### EXERCISE GOAL:
An exact copy of all the data is required, with pictures left out.

### EXTRACTED INFORMATION:
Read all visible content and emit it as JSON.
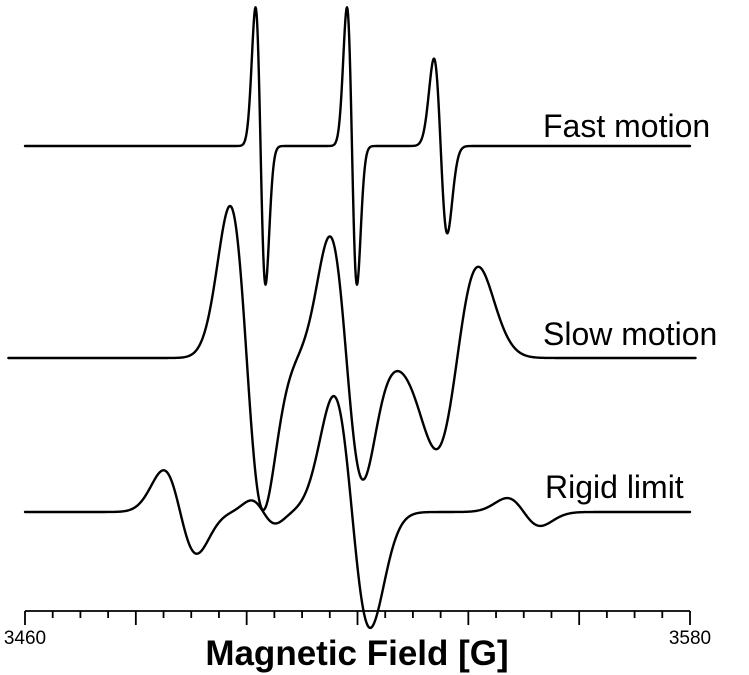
{
  "chart_data": {
    "type": "line",
    "title": "",
    "xlabel": "Magnetic Field [G]",
    "ylabel": "",
    "xlim": [
      3460,
      3580
    ],
    "x_tick_labels": [
      "3460",
      "3580"
    ],
    "minor_tick_step": 5,
    "major_tick_step": 20,
    "grid": false,
    "legend": "none",
    "line_color": "#000000",
    "series": [
      {
        "name": "Fast motion",
        "x_range": [
          3460,
          3580
        ],
        "peaks": [
          {
            "center": 3502.5,
            "width": 0.9,
            "amplitude": 1.0
          },
          {
            "center": 3519.0,
            "width": 0.9,
            "amplitude": 1.0
          },
          {
            "center": 3535.0,
            "width": 1.2,
            "amplitude": 0.63
          }
        ]
      },
      {
        "name": "Slow motion",
        "x_range": [
          3457,
          3581
        ],
        "peaks": [
          {
            "center": 3500.0,
            "width": 3.0,
            "amplitude": 1.0
          },
          {
            "center": 3518.0,
            "width": 3.0,
            "amplitude": 0.8
          },
          {
            "center": 3538.0,
            "width": 3.8,
            "amplitude": -0.6
          }
        ]
      },
      {
        "name": "Rigid limit",
        "x_range": [
          3460,
          3580
        ],
        "peaks": [
          {
            "center": 3488.0,
            "width": 3.0,
            "amplitude": 0.36
          },
          {
            "center": 3503.0,
            "width": 2.2,
            "amplitude": 0.1
          },
          {
            "center": 3519.0,
            "width": 3.3,
            "amplitude": 1.0
          },
          {
            "center": 3550.0,
            "width": 3.0,
            "amplitude": 0.12
          }
        ]
      }
    ]
  }
}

### EXERCISE SOLUTION:
Read all visible content and emit it as JSON.
{
  "chart_data": {
    "type": "line",
    "title": "",
    "xlabel": "Magnetic Field [G]",
    "ylabel": "",
    "xlim": [
      3460,
      3580
    ],
    "x_tick_labels": [
      "3460",
      "3580"
    ],
    "minor_tick_step": 5,
    "major_tick_step": 20,
    "grid": false,
    "legend": "none",
    "line_color": "#000000",
    "series": [
      {
        "name": "Fast motion",
        "x_range": [
          3460,
          3580
        ],
        "peaks": [
          {
            "center": 3502.5,
            "width": 0.9,
            "amplitude": 1.0
          },
          {
            "center": 3519.0,
            "width": 0.9,
            "amplitude": 1.0
          },
          {
            "center": 3535.0,
            "width": 1.2,
            "amplitude": 0.63
          }
        ]
      },
      {
        "name": "Slow motion",
        "x_range": [
          3457,
          3581
        ],
        "peaks": [
          {
            "center": 3500.0,
            "width": 3.0,
            "amplitude": 1.0
          },
          {
            "center": 3518.0,
            "width": 3.0,
            "amplitude": 0.8
          },
          {
            "center": 3538.0,
            "width": 3.8,
            "amplitude": -0.6
          }
        ]
      },
      {
        "name": "Rigid limit",
        "x_range": [
          3460,
          3580
        ],
        "peaks": [
          {
            "center": 3488.0,
            "width": 3.0,
            "amplitude": 0.36
          },
          {
            "center": 3503.0,
            "width": 2.2,
            "amplitude": 0.1
          },
          {
            "center": 3519.0,
            "width": 3.3,
            "amplitude": 1.0
          },
          {
            "center": 3550.0,
            "width": 3.0,
            "amplitude": 0.12
          }
        ]
      }
    ]
  }
}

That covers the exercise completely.